(Saved entries)
------------------------------------

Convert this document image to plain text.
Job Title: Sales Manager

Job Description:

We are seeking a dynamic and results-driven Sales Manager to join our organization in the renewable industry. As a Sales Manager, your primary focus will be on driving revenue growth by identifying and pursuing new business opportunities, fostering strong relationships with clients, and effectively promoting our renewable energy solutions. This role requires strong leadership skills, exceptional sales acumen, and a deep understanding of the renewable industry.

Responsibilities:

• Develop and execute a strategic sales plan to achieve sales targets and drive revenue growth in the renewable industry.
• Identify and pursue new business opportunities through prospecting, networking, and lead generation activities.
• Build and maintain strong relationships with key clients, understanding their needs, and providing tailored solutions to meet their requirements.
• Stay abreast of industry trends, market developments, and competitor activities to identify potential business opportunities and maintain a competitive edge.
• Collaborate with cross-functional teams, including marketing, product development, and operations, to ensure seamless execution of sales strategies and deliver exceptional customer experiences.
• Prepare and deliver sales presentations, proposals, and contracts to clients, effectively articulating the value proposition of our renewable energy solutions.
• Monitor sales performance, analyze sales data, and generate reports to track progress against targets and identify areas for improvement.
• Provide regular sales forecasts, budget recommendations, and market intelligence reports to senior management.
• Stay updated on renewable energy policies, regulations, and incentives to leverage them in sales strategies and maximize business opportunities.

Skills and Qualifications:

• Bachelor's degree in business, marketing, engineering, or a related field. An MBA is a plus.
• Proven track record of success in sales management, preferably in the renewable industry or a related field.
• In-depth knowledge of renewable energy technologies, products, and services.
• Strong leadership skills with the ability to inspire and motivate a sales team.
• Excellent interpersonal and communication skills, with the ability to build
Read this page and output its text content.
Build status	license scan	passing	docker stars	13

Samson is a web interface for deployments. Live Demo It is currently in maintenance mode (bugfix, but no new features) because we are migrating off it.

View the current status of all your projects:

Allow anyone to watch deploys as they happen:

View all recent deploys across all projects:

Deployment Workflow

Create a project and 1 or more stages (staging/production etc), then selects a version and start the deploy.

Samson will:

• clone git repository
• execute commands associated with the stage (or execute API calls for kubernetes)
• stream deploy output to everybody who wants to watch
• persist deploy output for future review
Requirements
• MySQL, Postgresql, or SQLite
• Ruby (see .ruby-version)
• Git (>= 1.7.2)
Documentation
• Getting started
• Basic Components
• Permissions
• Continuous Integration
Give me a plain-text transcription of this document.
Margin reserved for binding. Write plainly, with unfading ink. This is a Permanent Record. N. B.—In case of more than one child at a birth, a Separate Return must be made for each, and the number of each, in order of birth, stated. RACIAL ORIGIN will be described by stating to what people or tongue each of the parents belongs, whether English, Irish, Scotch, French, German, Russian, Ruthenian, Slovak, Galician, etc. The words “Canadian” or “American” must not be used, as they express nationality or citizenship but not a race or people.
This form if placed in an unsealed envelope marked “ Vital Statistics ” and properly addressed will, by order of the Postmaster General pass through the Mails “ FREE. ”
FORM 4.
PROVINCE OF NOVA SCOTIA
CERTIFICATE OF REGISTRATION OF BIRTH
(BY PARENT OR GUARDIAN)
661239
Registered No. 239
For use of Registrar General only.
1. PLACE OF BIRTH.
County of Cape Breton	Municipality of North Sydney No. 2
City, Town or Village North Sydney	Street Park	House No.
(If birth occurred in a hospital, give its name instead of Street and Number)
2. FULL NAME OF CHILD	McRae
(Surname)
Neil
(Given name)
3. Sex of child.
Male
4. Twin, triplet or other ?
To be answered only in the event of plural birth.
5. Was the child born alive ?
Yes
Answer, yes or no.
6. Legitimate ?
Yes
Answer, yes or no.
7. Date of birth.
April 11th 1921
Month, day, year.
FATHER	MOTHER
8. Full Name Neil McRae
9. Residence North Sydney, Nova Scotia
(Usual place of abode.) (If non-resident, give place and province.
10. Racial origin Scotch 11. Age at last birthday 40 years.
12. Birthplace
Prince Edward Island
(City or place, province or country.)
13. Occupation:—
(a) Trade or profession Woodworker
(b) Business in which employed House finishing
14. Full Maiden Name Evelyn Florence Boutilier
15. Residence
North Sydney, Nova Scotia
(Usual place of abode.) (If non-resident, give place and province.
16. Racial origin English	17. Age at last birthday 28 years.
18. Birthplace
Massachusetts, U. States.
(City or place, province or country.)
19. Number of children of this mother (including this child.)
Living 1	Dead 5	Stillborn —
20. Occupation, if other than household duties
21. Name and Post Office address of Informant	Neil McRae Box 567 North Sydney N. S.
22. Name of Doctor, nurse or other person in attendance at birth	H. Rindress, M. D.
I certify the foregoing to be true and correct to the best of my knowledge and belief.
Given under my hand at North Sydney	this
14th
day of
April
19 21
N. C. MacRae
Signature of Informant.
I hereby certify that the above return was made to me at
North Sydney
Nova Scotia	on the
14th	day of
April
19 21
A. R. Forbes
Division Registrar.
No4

------------------------------------

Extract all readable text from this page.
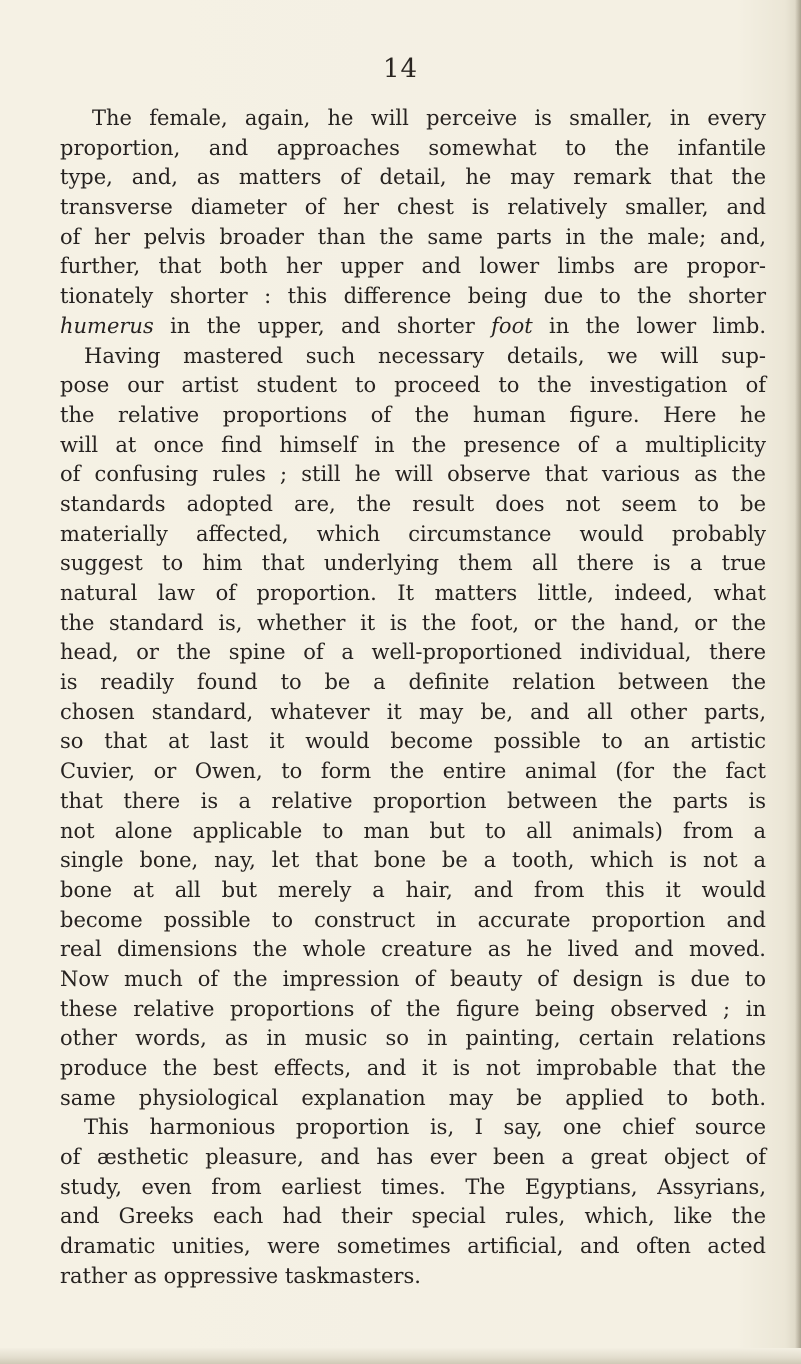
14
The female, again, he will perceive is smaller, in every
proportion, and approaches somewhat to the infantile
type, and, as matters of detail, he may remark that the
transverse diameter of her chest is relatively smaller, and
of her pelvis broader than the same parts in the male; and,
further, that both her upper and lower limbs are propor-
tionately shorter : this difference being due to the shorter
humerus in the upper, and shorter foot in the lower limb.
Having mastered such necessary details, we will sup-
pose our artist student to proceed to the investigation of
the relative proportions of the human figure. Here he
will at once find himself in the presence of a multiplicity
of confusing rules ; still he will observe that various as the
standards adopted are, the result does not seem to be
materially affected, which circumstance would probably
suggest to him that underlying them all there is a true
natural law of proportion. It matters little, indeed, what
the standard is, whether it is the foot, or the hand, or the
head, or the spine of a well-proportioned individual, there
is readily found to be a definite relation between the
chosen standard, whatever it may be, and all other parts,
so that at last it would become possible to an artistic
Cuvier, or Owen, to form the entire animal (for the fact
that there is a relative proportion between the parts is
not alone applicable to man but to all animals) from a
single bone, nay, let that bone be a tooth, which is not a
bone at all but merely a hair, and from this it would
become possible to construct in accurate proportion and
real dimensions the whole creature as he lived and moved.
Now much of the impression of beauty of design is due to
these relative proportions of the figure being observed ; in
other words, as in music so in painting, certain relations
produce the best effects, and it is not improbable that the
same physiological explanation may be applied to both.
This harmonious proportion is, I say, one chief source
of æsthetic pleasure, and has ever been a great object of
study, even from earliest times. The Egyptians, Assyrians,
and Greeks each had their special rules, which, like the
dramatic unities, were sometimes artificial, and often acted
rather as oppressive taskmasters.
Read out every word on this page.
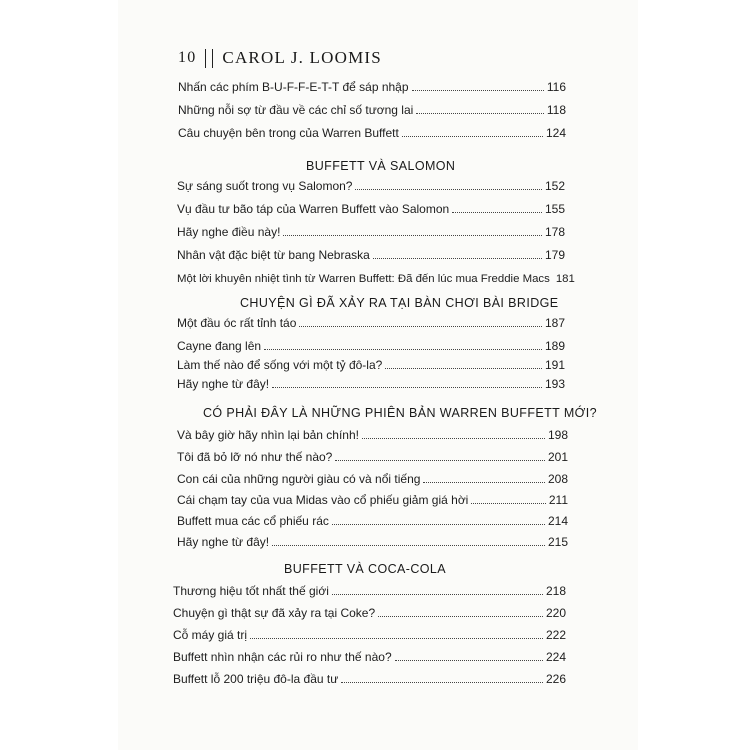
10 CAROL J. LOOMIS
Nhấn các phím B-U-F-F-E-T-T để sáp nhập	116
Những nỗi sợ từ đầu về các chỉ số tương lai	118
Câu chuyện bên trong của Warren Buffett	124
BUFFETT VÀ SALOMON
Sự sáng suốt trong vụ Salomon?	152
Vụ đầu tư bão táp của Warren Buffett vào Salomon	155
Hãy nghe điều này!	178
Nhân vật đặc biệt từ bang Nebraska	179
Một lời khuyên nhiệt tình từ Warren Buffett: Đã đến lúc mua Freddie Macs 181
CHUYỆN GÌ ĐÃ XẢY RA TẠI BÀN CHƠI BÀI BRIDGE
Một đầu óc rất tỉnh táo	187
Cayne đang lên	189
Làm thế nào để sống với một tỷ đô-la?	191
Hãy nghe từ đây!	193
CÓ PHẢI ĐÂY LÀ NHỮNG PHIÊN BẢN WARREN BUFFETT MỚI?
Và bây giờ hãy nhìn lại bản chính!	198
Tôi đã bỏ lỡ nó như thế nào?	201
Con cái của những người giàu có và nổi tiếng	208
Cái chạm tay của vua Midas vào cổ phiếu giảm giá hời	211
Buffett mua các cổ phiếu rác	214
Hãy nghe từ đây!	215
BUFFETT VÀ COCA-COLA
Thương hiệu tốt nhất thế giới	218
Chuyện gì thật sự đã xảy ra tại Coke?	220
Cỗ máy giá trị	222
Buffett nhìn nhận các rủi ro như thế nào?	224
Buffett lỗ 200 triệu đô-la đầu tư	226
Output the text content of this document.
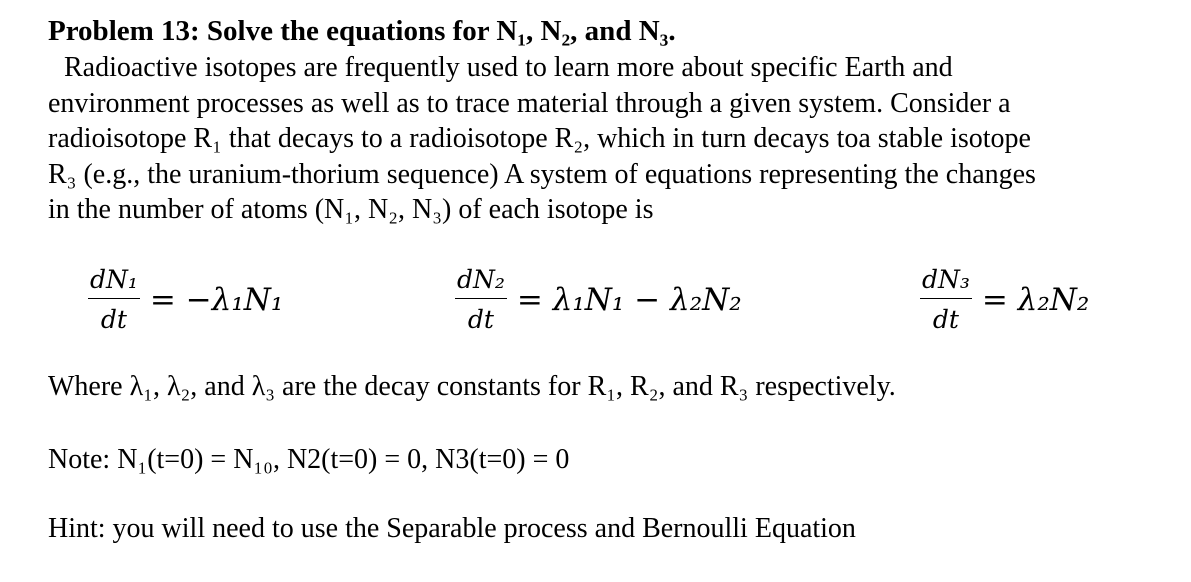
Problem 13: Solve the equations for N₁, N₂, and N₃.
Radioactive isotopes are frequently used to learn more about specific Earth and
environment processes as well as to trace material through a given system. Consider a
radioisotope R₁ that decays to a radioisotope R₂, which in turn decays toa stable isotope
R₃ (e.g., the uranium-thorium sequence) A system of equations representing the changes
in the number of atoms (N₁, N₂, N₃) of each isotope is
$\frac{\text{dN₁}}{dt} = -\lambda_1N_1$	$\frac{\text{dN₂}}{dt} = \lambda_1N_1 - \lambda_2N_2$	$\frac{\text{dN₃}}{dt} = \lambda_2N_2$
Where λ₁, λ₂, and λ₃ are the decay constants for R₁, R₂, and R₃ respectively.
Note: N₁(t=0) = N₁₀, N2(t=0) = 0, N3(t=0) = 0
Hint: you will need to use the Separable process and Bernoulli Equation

------------------------------------

### What is expected
Gather every line from the listing above in which "through" appears, and copy those lines.

### Solution for this problem
• Identify and pursue new business opportunities through prospecting, networking, and lead generation activities.
This form if placed in an unsealed envelope marked “ Vital Statistics ” and properly addressed will, by order of the Postmaster General pass through the Mails “ FREE. ”
environment processes as well as to trace material through a given system. Consider a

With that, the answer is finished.